>> start PROVIDED ENTRIES
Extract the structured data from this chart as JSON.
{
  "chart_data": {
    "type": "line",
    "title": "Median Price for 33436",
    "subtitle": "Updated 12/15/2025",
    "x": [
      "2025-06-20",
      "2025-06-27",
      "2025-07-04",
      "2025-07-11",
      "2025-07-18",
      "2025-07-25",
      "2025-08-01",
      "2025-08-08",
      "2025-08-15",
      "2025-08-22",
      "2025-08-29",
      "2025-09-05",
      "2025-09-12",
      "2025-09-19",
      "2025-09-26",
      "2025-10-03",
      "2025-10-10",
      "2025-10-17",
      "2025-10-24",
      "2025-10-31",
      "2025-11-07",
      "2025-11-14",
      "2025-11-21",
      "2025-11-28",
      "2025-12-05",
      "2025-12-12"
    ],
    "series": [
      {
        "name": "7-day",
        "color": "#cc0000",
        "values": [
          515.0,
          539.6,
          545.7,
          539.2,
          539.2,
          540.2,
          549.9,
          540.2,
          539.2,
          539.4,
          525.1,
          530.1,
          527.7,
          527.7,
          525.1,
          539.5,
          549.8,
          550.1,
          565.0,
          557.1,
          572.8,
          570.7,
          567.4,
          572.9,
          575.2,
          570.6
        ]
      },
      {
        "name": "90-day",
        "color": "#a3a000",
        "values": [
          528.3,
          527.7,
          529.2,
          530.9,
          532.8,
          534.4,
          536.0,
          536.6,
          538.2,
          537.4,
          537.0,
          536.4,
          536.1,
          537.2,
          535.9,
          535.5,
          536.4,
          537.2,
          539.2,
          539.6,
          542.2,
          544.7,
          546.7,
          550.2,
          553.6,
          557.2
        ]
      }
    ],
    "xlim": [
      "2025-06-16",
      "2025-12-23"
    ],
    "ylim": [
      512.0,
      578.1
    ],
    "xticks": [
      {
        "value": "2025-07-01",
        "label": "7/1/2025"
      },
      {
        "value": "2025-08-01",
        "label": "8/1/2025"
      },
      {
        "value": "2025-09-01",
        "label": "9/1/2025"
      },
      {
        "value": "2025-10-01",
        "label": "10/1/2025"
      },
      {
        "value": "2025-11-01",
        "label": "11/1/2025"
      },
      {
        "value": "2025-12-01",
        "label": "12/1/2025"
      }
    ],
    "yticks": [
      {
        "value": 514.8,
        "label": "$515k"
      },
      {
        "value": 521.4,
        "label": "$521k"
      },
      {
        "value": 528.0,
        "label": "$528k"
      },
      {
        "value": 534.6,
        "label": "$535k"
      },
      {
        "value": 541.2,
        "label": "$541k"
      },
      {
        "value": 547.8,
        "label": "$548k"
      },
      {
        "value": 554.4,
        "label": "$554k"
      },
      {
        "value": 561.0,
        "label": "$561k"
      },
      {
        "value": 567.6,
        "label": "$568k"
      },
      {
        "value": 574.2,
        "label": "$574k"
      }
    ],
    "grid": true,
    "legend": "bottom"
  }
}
>> end PROVIDED ENTRIES
Each entry above needs to be retyped exactly.

#### RESPONSE TO THE TASK:
Extract the structured data from this chart as JSON.
{
  "chart_data": {
    "type": "line",
    "title": "Median Price for 33436",
    "subtitle": "Updated 12/15/2025",
    "x": [
      "2025-06-20",
      "2025-06-27",
      "2025-07-04",
      "2025-07-11",
      "2025-07-18",
      "2025-07-25",
      "2025-08-01",
      "2025-08-08",
      "2025-08-15",
      "2025-08-22",
      "2025-08-29",
      "2025-09-05",
      "2025-09-12",
      "2025-09-19",
      "2025-09-26",
      "2025-10-03",
      "2025-10-10",
      "2025-10-17",
      "2025-10-24",
      "2025-10-31",
      "2025-11-07",
      "2025-11-14",
      "2025-11-21",
      "2025-11-28",
      "2025-12-05",
      "2025-12-12"
    ],
    "series": [
      {
        "name": "7-day",
        "color": "#cc0000",
        "values": [
          515.0,
          539.6,
          545.7,
          539.2,
          539.2,
          540.2,
          549.9,
          540.2,
          539.2,
          539.4,
          525.1,
          530.1,
          527.7,
          527.7,
          525.1,
          539.5,
          549.8,
          550.1,
          565.0,
          557.1,
          572.8,
          570.7,
          567.4,
          572.9,
          575.2,
          570.6
        ]
      },
      {
        "name": "90-day",
        "color": "#a3a000",
        "values": [
          528.3,
          527.7,
          529.2,
          530.9,
          532.8,
          534.4,
          536.0,
          536.6,
          538.2,
          537.4,
          537.0,
          536.4,
          536.1,
          537.2,
          535.9,
          535.5,
          536.4,
          537.2,
          539.2,
          539.6,
          542.2,
          544.7,
          546.7,
          550.2,
          553.6,
          557.2
        ]
      }
    ],
    "xlim": [
      "2025-06-16",
      "2025-12-23"
    ],
    "ylim": [
      512.0,
      578.1
    ],
    "xticks": [
      {
        "value": "2025-07-01",
        "label": "7/1/2025"
      },
      {
        "value": "2025-08-01",
        "label": "8/1/2025"
      },
      {
        "value": "2025-09-01",
        "label": "9/1/2025"
      },
      {
        "value": "2025-10-01",
        "label": "10/1/2025"
      },
      {
        "value": "2025-11-01",
        "label": "11/1/2025"
      },
      {
        "value": "2025-12-01",
        "label": "12/1/2025"
      }
    ],
    "yticks": [
      {
        "value": 514.8,
        "label": "$515k"
      },
      {
        "value": 521.4,
        "label": "$521k"
      },
      {
        "value": 528.0,
        "label": "$528k"
      },
      {
        "value": 534.6,
        "label": "$535k"
      },
      {
        "value": 541.2,
        "label": "$541k"
      },
      {
        "value": 547.8,
        "label": "$548k"
      },
      {
        "value": 554.4,
        "label": "$554k"
      },
      {
        "value": 561.0,
        "label": "$561k"
      },
      {
        "value": 567.6,
        "label": "$568k"
      },
      {
        "value": 574.2,
        "label": "$574k"
      }
    ],
    "grid": true,
    "legend": "bottom"
  }
}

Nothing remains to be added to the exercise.